● **What to work on**
Without the images, print all the entries below exactly as given.

━━ Dataset extract

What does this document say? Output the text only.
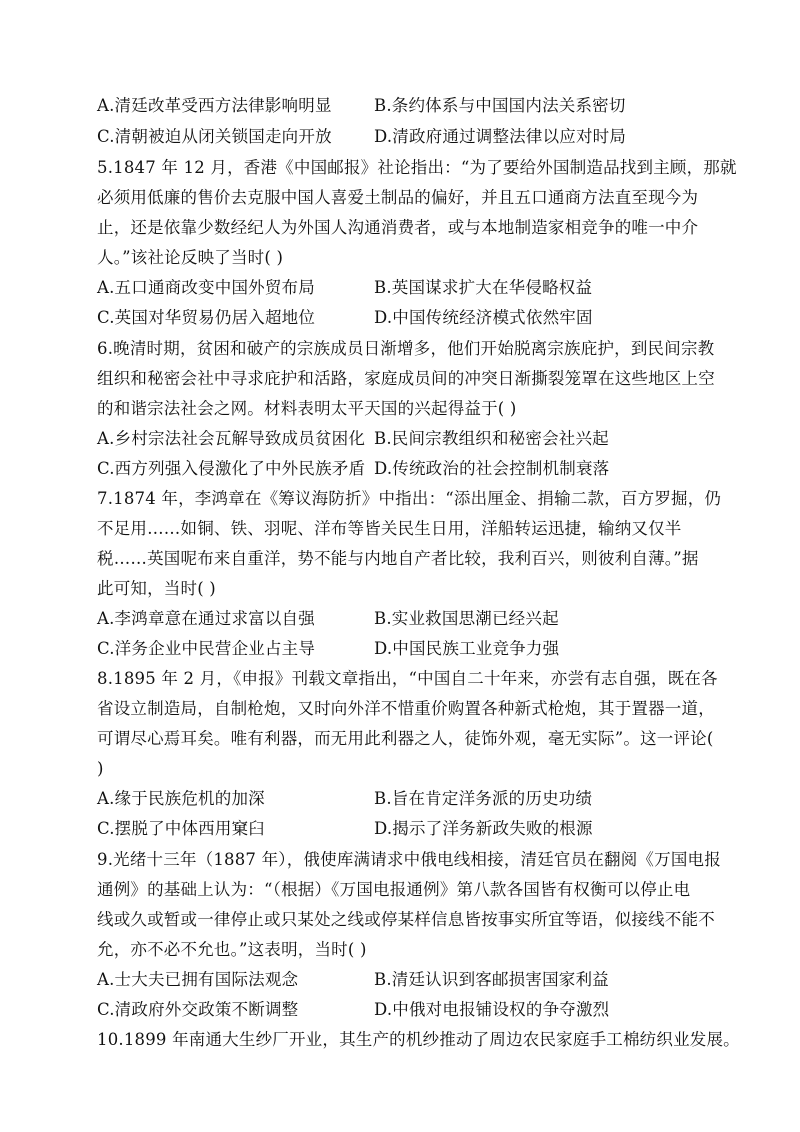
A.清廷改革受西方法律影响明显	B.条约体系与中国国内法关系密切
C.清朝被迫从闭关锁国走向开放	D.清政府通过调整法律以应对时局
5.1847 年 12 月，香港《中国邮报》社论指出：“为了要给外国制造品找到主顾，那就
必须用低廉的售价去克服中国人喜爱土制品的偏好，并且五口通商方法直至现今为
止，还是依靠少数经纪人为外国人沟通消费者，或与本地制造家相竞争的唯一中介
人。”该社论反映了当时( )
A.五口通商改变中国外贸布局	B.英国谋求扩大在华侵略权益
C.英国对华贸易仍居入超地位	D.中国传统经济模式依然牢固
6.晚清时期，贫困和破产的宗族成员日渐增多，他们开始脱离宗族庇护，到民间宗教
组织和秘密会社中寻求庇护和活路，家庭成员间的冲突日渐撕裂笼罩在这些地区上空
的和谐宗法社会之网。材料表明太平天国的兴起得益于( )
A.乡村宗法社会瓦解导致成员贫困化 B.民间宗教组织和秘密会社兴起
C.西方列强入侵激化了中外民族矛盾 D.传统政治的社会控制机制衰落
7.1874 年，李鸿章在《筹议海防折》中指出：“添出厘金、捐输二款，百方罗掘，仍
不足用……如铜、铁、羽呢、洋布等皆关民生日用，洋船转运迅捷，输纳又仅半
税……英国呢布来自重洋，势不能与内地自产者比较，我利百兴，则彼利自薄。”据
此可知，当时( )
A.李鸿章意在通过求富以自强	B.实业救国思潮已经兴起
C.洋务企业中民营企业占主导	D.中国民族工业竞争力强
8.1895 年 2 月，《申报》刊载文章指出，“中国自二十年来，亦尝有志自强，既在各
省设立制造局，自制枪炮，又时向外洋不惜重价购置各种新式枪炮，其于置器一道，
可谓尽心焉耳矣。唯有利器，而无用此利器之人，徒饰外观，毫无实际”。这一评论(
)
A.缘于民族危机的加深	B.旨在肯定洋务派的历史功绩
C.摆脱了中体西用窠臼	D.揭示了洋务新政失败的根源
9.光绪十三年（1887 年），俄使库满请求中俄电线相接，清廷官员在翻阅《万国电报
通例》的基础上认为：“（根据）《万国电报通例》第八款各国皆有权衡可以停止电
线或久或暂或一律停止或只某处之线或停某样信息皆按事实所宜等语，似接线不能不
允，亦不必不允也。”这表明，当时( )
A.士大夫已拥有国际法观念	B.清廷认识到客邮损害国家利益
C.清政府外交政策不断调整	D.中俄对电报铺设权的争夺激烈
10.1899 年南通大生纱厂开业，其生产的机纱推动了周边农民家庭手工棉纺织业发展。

━━━━

● **Completed task**
What does this document say? Output the text only.
A.清廷改革受西方法律影响明显	B.条约体系与中国国内法关系密切
C.清朝被迫从闭关锁国走向开放	D.清政府通过调整法律以应对时局
5.1847 年 12 月，香港《中国邮报》社论指出：“为了要给外国制造品找到主顾，那就
必须用低廉的售价去克服中国人喜爱土制品的偏好，并且五口通商方法直至现今为
止，还是依靠少数经纪人为外国人沟通消费者，或与本地制造家相竞争的唯一中介
人。”该社论反映了当时( )
A.五口通商改变中国外贸布局	B.英国谋求扩大在华侵略权益
C.英国对华贸易仍居入超地位	D.中国传统经济模式依然牢固
6.晚清时期，贫困和破产的宗族成员日渐增多，他们开始脱离宗族庇护，到民间宗教
组织和秘密会社中寻求庇护和活路，家庭成员间的冲突日渐撕裂笼罩在这些地区上空
的和谐宗法社会之网。材料表明太平天国的兴起得益于( )
A.乡村宗法社会瓦解导致成员贫困化 B.民间宗教组织和秘密会社兴起
C.西方列强入侵激化了中外民族矛盾 D.传统政治的社会控制机制衰落
7.1874 年，李鸿章在《筹议海防折》中指出：“添出厘金、捐输二款，百方罗掘，仍
不足用……如铜、铁、羽呢、洋布等皆关民生日用，洋船转运迅捷，输纳又仅半
税……英国呢布来自重洋，势不能与内地自产者比较，我利百兴，则彼利自薄。”据
此可知，当时( )
A.李鸿章意在通过求富以自强	B.实业救国思潮已经兴起
C.洋务企业中民营企业占主导	D.中国民族工业竞争力强
8.1895 年 2 月，《申报》刊载文章指出，“中国自二十年来，亦尝有志自强，既在各
省设立制造局，自制枪炮，又时向外洋不惜重价购置各种新式枪炮，其于置器一道，
可谓尽心焉耳矣。唯有利器，而无用此利器之人，徒饰外观，毫无实际”。这一评论(
)
A.缘于民族危机的加深	B.旨在肯定洋务派的历史功绩
C.摆脱了中体西用窠臼	D.揭示了洋务新政失败的根源
9.光绪十三年（1887 年），俄使库满请求中俄电线相接，清廷官员在翻阅《万国电报
通例》的基础上认为：“（根据）《万国电报通例》第八款各国皆有权衡可以停止电
线或久或暂或一律停止或只某处之线或停某样信息皆按事实所宜等语，似接线不能不
允，亦不必不允也。”这表明，当时( )
A.士大夫已拥有国际法观念	B.清廷认识到客邮损害国家利益
C.清政府外交政策不断调整	D.中俄对电报铺设权的争夺激烈
10.1899 年南通大生纱厂开业，其生产的机纱推动了周边农民家庭手工棉纺织业发展。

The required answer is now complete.